- _EXERCISE BRIEF_: Reproduce all of the material exactly as shown.

(Extracts from a graphics dataset)
○ ○ ○ ○ ○
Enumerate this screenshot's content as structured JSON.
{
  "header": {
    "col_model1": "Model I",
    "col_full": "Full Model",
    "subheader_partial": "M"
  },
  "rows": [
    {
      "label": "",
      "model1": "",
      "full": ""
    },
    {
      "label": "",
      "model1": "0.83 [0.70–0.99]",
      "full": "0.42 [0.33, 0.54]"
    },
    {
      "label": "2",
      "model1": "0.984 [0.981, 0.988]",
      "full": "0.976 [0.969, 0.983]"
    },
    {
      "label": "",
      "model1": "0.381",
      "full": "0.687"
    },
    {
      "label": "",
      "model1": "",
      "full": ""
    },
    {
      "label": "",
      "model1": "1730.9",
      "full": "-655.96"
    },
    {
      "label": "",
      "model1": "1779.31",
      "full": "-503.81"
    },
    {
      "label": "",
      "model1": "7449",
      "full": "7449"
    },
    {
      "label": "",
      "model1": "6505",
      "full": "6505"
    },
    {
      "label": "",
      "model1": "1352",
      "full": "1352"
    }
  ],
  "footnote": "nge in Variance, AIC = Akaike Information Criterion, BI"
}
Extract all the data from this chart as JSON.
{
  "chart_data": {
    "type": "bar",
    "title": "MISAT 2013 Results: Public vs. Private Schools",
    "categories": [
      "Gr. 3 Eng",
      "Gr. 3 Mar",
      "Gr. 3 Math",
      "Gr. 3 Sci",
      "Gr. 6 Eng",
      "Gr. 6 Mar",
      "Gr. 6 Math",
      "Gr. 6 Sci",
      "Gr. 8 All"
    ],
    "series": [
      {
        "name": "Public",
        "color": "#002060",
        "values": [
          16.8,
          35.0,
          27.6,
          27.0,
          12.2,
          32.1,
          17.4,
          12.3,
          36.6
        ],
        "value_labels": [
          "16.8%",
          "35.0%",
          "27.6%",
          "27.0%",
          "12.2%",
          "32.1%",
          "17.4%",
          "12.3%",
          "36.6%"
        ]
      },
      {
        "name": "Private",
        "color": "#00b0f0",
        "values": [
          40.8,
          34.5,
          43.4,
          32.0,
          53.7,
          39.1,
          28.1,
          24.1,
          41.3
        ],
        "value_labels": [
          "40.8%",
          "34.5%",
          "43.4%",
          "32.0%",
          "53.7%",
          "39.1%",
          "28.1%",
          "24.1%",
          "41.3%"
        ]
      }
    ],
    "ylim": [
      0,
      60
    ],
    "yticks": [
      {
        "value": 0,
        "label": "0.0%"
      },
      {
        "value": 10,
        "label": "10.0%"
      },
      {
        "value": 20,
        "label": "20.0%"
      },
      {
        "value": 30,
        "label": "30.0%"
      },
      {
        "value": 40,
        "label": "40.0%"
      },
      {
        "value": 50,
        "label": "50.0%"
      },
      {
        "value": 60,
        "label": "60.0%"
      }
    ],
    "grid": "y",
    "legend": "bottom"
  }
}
○ ○ ○ ○ ○
- _EXERCISE RESULT_:
Enumerate this screenshot's content as structured JSON.
{
  "header": {
    "col_model1": "Model I",
    "col_full": "Full Model",
    "subheader_partial": "M"
  },
  "rows": [
    {
      "label": "",
      "model1": "",
      "full": ""
    },
    {
      "label": "",
      "model1": "0.83 [0.70–0.99]",
      "full": "0.42 [0.33, 0.54]"
    },
    {
      "label": "2",
      "model1": "0.984 [0.981, 0.988]",
      "full": "0.976 [0.969, 0.983]"
    },
    {
      "label": "",
      "model1": "0.381",
      "full": "0.687"
    },
    {
      "label": "",
      "model1": "",
      "full": ""
    },
    {
      "label": "",
      "model1": "1730.9",
      "full": "-655.96"
    },
    {
      "label": "",
      "model1": "1779.31",
      "full": "-503.81"
    },
    {
      "label": "",
      "model1": "7449",
      "full": "7449"
    },
    {
      "label": "",
      "model1": "6505",
      "full": "6505"
    },
    {
      "label": "",
      "model1": "1352",
      "full": "1352"
    }
  ],
  "footnote": "nge in Variance, AIC = Akaike Information Criterion, BI"
}
Extract all the data from this chart as JSON.
{
  "chart_data": {
    "type": "bar",
    "title": "MISAT 2013 Results: Public vs. Private Schools",
    "categories": [
      "Gr. 3 Eng",
      "Gr. 3 Mar",
      "Gr. 3 Math",
      "Gr. 3 Sci",
      "Gr. 6 Eng",
      "Gr. 6 Mar",
      "Gr. 6 Math",
      "Gr. 6 Sci",
      "Gr. 8 All"
    ],
    "series": [
      {
        "name": "Public",
        "color": "#002060",
        "values": [
          16.8,
          35.0,
          27.6,
          27.0,
          12.2,
          32.1,
          17.4,
          12.3,
          36.6
        ],
        "value_labels": [
          "16.8%",
          "35.0%",
          "27.6%",
          "27.0%",
          "12.2%",
          "32.1%",
          "17.4%",
          "12.3%",
          "36.6%"
        ]
      },
      {
        "name": "Private",
        "color": "#00b0f0",
        "values": [
          40.8,
          34.5,
          43.4,
          32.0,
          53.7,
          39.1,
          28.1,
          24.1,
          41.3
        ],
        "value_labels": [
          "40.8%",
          "34.5%",
          "43.4%",
          "32.0%",
          "53.7%",
          "39.1%",
          "28.1%",
          "24.1%",
          "41.3%"
        ]
      }
    ],
    "ylim": [
      0,
      60
    ],
    "yticks": [
      {
        "value": 0,
        "label": "0.0%"
      },
      {
        "value": 10,
        "label": "10.0%"
      },
      {
        "value": 20,
        "label": "20.0%"
      },
      {
        "value": 30,
        "label": "30.0%"
      },
      {
        "value": 40,
        "label": "40.0%"
      },
      {
        "value": 50,
        "label": "50.0%"
      },
      {
        "value": 60,
        "label": "60.0%"
      }
    ],
    "grid": "y",
    "legend": "bottom"
  }
}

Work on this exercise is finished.